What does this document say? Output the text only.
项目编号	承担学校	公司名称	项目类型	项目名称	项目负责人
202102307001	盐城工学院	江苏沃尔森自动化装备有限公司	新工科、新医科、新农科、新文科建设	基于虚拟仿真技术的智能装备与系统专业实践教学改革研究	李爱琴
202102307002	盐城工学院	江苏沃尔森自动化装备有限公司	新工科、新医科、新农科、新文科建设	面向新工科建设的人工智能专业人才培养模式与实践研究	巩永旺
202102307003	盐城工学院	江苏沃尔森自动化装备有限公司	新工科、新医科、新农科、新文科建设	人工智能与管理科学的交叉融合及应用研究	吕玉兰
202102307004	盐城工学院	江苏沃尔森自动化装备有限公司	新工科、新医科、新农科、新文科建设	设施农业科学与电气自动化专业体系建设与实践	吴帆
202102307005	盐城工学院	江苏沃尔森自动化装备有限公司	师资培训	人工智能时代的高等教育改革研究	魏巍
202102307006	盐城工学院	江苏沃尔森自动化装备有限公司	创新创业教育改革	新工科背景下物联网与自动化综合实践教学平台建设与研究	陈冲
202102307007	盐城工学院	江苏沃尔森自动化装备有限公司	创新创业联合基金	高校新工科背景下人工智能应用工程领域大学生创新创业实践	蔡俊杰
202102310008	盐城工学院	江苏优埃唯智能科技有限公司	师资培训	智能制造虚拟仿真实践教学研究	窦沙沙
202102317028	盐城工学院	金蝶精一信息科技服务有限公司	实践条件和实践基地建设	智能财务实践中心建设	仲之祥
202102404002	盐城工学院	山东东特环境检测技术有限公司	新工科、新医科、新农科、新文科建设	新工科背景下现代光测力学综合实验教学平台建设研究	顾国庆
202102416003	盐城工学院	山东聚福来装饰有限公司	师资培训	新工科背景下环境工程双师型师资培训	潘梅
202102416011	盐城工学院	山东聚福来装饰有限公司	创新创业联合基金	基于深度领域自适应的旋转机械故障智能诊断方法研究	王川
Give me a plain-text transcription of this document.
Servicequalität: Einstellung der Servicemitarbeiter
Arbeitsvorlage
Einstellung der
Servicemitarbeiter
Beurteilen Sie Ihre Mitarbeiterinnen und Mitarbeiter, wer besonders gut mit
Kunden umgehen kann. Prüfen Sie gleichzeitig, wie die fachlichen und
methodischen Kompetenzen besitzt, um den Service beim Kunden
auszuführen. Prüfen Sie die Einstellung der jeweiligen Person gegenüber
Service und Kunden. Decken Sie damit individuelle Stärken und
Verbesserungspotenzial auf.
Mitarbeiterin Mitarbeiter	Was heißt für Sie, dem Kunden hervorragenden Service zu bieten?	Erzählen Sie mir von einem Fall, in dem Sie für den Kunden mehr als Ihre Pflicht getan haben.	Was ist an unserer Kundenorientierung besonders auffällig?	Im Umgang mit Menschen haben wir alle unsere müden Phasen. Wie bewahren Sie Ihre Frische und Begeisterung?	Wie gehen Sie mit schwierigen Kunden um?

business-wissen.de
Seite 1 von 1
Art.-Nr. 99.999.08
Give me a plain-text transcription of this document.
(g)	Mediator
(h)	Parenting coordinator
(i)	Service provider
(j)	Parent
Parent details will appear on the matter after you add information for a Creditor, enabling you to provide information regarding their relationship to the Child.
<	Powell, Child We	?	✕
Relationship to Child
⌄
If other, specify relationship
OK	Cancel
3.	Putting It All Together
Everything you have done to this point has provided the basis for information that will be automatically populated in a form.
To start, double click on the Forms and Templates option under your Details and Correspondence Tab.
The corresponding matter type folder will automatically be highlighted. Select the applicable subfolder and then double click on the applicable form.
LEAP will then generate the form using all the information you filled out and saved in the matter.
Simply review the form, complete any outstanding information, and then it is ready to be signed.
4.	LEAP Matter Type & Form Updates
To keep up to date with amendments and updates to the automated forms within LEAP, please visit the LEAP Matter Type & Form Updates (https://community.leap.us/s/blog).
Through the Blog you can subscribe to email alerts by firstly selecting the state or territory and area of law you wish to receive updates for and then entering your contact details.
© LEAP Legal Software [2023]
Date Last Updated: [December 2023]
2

→ **Problem details**
Restate all of the entries exactly, please.

→ **Solved problem**
What does this document say? Output the text only.
项目编号	承担学校	公司名称	项目类型	项目名称	项目负责人
202102307001	盐城工学院	江苏沃尔森自动化装备有限公司	新工科、新医科、新农科、新文科建设	基于虚拟仿真技术的智能装备与系统专业实践教学改革研究	李爱琴
202102307002	盐城工学院	江苏沃尔森自动化装备有限公司	新工科、新医科、新农科、新文科建设	面向新工科建设的人工智能专业人才培养模式与实践研究	巩永旺
202102307003	盐城工学院	江苏沃尔森自动化装备有限公司	新工科、新医科、新农科、新文科建设	人工智能与管理科学的交叉融合及应用研究	吕玉兰
202102307004	盐城工学院	江苏沃尔森自动化装备有限公司	新工科、新医科、新农科、新文科建设	设施农业科学与电气自动化专业体系建设与实践	吴帆
202102307005	盐城工学院	江苏沃尔森自动化装备有限公司	师资培训	人工智能时代的高等教育改革研究	魏巍
202102307006	盐城工学院	江苏沃尔森自动化装备有限公司	创新创业教育改革	新工科背景下物联网与自动化综合实践教学平台建设与研究	陈冲
202102307007	盐城工学院	江苏沃尔森自动化装备有限公司	创新创业联合基金	高校新工科背景下人工智能应用工程领域大学生创新创业实践	蔡俊杰
202102310008	盐城工学院	江苏优埃唯智能科技有限公司	师资培训	智能制造虚拟仿真实践教学研究	窦沙沙
202102317028	盐城工学院	金蝶精一信息科技服务有限公司	实践条件和实践基地建设	智能财务实践中心建设	仲之祥
202102404002	盐城工学院	山东东特环境检测技术有限公司	新工科、新医科、新农科、新文科建设	新工科背景下现代光测力学综合实验教学平台建设研究	顾国庆
202102416003	盐城工学院	山东聚福来装饰有限公司	师资培训	新工科背景下环境工程双师型师资培训	潘梅
202102416011	盐城工学院	山东聚福来装饰有限公司	创新创业联合基金	基于深度领域自适应的旋转机械故障智能诊断方法研究	王川
Give me a plain-text transcription of this document.
Servicequalität: Einstellung der Servicemitarbeiter
Arbeitsvorlage
Einstellung der
Servicemitarbeiter
Beurteilen Sie Ihre Mitarbeiterinnen und Mitarbeiter, wer besonders gut mit
Kunden umgehen kann. Prüfen Sie gleichzeitig, wie die fachlichen und
methodischen Kompetenzen besitzt, um den Service beim Kunden
auszuführen. Prüfen Sie die Einstellung der jeweiligen Person gegenüber
Service und Kunden. Decken Sie damit individuelle Stärken und
Verbesserungspotenzial auf.
Mitarbeiterin Mitarbeiter	Was heißt für Sie, dem Kunden hervorragenden Service zu bieten?	Erzählen Sie mir von einem Fall, in dem Sie für den Kunden mehr als Ihre Pflicht getan haben.	Was ist an unserer Kundenorientierung besonders auffällig?	Im Umgang mit Menschen haben wir alle unsere müden Phasen. Wie bewahren Sie Ihre Frische und Begeisterung?	Wie gehen Sie mit schwierigen Kunden um?

business-wissen.de
Seite 1 von 1
Art.-Nr. 99.999.08
Give me a plain-text transcription of this document.
(g)	Mediator
(h)	Parenting coordinator
(i)	Service provider
(j)	Parent
Parent details will appear on the matter after you add information for a Creditor, enabling you to provide information regarding their relationship to the Child.
<	Powell, Child We	?	✕
Relationship to Child
⌄
If other, specify relationship
OK	Cancel
3.	Putting It All Together
Everything you have done to this point has provided the basis for information that will be automatically populated in a form.
To start, double click on the Forms and Templates option under your Details and Correspondence Tab.
The corresponding matter type folder will automatically be highlighted. Select the applicable subfolder and then double click on the applicable form.
LEAP will then generate the form using all the information you filled out and saved in the matter.
Simply review the form, complete any outstanding information, and then it is ready to be signed.
4.	LEAP Matter Type & Form Updates
To keep up to date with amendments and updates to the automated forms within LEAP, please visit the LEAP Matter Type & Form Updates (https://community.leap.us/s/blog).
Through the Blog you can subscribe to email alerts by firstly selecting the state or territory and area of law you wish to receive updates for and then entering your contact details.
© LEAP Legal Software [2023]
Date Last Updated: [December 2023]
2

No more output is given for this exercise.